Über Jahrzehnte hinweg lebten sie zusammen, jedoch nicht im gleichen Haus. Jeder sollte seinen Freiraum haben. 2017 erlag Frau Meier einem Krebsleiden. Da sie keine Kinder hatte, stand ihr langjähriger Lebenspartner Bernd als Alleinerbe im Testament. Sie vererbte ihm eine Immobilie in München im Wert von 300.000 Euro und 250.000 Euro Barvermögen. Bernd staunte nicht schlecht, als er dafür 159.000 Euro an Erbschaftssteuer zahlen musste. Der Alt-Hippie verstand die Welt nicht mehr. Was war passiert?

Listen von Regionen und Beschriftungen
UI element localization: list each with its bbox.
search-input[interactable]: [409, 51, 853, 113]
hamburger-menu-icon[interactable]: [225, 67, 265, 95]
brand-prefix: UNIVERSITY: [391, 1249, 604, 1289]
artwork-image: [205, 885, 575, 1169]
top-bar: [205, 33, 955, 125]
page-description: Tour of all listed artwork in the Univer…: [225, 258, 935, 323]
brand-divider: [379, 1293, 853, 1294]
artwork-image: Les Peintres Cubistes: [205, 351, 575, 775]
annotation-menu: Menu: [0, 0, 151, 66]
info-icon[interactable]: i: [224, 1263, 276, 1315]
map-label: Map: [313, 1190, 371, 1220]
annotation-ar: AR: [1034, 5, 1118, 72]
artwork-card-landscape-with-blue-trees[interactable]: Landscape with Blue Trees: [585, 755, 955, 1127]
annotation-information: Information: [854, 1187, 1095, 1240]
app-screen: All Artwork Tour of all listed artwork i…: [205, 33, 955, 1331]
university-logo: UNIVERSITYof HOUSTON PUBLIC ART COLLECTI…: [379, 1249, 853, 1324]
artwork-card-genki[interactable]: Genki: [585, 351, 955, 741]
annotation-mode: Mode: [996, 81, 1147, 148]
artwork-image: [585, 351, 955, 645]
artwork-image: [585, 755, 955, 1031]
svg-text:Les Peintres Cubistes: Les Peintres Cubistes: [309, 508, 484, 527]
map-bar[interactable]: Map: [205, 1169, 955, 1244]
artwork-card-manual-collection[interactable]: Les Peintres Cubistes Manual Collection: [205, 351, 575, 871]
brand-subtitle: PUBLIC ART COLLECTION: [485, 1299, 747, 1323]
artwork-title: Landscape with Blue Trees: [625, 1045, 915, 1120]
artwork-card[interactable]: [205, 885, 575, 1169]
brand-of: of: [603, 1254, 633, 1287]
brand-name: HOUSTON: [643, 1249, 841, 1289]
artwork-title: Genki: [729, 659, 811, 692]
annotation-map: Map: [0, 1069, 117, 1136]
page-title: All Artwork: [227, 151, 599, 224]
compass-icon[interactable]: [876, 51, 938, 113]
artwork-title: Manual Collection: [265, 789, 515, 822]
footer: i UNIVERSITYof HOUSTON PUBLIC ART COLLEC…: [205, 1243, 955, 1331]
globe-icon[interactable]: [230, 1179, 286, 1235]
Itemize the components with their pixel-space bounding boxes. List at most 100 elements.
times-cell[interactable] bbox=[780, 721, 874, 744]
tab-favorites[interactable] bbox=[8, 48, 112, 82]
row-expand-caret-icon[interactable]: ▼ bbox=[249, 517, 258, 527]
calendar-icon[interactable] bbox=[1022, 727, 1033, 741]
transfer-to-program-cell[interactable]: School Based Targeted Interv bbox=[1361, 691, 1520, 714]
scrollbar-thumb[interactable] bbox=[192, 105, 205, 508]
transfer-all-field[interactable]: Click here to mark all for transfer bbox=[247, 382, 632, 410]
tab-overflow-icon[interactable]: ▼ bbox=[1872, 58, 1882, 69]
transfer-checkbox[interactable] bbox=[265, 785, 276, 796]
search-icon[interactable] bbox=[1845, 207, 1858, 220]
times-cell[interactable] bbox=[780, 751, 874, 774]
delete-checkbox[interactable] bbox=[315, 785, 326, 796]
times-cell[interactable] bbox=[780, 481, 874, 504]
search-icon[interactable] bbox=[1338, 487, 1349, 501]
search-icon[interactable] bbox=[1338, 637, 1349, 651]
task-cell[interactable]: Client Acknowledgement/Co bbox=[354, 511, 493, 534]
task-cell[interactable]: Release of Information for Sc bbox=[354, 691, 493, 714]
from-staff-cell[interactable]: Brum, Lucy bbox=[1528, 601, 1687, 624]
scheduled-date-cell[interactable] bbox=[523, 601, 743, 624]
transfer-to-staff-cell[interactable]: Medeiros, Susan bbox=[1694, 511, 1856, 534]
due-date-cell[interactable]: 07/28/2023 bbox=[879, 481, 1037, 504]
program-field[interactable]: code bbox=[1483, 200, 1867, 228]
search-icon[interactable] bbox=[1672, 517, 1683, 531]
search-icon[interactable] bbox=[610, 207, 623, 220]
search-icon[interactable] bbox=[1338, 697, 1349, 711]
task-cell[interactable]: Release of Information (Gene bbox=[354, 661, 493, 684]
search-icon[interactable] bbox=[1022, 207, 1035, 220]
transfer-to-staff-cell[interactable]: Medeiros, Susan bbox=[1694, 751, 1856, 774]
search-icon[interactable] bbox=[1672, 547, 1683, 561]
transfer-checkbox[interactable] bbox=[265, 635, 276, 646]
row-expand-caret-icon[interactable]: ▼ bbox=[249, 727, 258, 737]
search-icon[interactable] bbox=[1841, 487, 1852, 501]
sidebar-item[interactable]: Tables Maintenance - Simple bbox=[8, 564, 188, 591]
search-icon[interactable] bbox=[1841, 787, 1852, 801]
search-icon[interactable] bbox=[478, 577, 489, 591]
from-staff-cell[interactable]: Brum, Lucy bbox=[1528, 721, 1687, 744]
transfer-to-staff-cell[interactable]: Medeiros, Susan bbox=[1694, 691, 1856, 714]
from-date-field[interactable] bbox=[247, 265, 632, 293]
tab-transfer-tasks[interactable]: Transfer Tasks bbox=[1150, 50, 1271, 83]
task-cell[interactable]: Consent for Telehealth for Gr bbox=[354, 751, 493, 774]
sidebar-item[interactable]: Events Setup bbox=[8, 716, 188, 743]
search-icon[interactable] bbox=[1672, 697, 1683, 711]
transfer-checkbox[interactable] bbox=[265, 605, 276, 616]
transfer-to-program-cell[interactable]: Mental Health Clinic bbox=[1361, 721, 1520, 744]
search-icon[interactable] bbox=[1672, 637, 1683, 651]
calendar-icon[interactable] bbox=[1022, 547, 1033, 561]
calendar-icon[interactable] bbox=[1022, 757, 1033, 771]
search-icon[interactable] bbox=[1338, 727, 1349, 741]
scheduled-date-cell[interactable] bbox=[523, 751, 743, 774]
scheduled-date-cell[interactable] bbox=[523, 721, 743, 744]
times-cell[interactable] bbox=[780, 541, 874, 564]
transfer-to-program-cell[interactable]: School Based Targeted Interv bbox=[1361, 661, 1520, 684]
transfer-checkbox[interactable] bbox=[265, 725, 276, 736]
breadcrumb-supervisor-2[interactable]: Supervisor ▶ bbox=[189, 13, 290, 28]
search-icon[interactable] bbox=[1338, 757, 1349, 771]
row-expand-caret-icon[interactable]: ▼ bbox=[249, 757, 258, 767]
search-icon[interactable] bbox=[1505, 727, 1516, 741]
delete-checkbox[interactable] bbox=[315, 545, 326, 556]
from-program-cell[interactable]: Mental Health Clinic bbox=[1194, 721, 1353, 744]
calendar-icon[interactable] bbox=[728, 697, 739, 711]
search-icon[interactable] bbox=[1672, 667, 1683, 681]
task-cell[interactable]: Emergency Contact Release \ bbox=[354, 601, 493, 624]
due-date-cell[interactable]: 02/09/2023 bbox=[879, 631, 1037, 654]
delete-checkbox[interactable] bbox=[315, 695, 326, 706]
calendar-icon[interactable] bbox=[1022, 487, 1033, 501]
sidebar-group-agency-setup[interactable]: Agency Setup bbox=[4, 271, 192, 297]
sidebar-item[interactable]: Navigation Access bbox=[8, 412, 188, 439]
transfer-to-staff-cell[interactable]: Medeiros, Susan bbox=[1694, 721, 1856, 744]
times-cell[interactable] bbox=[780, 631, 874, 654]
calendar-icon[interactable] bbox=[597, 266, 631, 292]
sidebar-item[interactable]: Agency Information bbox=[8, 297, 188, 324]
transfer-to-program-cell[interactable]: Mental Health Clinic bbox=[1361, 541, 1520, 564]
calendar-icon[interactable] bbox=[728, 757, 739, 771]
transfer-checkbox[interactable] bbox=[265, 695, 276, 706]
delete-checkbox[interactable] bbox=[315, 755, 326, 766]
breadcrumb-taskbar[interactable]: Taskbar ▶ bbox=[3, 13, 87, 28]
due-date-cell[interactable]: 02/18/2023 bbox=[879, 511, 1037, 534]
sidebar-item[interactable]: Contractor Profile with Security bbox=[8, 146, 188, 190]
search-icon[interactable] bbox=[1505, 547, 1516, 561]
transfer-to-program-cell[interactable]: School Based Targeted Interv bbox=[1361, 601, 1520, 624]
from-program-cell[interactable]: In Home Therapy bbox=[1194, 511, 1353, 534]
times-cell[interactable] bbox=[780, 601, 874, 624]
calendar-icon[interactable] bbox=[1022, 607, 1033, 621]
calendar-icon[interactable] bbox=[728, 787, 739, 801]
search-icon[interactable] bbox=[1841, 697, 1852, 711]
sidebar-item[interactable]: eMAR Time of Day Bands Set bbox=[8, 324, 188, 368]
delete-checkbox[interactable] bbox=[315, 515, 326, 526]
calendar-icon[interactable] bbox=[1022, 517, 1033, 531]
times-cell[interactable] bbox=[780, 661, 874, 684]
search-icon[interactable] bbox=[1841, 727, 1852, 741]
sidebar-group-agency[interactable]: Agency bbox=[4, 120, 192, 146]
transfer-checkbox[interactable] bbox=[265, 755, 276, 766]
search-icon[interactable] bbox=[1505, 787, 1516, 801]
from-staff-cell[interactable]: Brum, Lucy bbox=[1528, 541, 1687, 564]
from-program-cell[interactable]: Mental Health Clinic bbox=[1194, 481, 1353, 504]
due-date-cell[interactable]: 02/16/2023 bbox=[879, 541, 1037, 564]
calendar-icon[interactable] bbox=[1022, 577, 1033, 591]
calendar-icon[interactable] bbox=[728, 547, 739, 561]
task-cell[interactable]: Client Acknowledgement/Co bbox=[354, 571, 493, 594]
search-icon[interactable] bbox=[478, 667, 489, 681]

▶ [AUFGABENSTELLUNG]:
Geben Sie die Passage aus dem Text über die Erbschaftssteuer von „Über Jahrzehnte hinweg“ bis einschließlich „Was war passiert?“ wortgetreu wieder. Die Datensätze stammen aus einer anderen Quelle.

▶ [LÖSUNG]:
Über Jahrzehnte hinweg lebten sie zusammen, jedoch nicht im gleichen Haus. Jeder sollte seinen Freiraum haben. 2017 erlag Frau Meier einem Krebsleiden. Da sie keine Kinder hatte, stand ihr langjähriger Lebenspartner Bernd als Alleinerbe im Testament. Sie vererbte ihm eine Immobilie in München im Wert von 300.000 Euro und 250.000 Euro Barvermögen. Bernd staunte nicht schlecht, als er dafür 159.000 Euro an Erbschaftssteuer zahlen musste. Der Alt-Hippie verstand die Welt nicht mehr. Was war passiert?